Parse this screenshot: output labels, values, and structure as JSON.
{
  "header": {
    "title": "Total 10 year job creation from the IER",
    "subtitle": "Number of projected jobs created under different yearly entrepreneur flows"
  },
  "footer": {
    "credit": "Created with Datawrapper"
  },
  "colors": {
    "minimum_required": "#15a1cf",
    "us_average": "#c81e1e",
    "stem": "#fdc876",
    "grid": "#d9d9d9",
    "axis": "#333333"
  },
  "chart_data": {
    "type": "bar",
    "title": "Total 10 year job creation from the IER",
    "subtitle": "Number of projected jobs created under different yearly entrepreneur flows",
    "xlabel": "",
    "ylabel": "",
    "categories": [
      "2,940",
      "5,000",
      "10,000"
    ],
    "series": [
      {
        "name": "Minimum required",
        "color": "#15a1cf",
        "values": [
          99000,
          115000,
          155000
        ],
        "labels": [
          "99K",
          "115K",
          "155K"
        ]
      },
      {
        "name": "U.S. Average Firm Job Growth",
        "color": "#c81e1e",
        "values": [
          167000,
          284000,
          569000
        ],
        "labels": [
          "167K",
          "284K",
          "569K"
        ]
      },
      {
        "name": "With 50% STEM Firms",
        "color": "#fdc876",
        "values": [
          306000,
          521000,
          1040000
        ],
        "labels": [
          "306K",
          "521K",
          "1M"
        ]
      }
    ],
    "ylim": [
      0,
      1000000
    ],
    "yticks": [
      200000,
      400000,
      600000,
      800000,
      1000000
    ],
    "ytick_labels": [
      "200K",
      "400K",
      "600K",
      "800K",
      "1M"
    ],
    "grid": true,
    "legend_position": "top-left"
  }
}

::::

## WHAT TO DO
Find every line in the records that contains the word "yearly"; copy those lines.

## PROBLEM SOLUTION
    "subtitle": "Number of projected jobs created under different yearly entrepreneur flows"
    "subtitle": "Number of projected jobs created under different yearly entrepreneur flows",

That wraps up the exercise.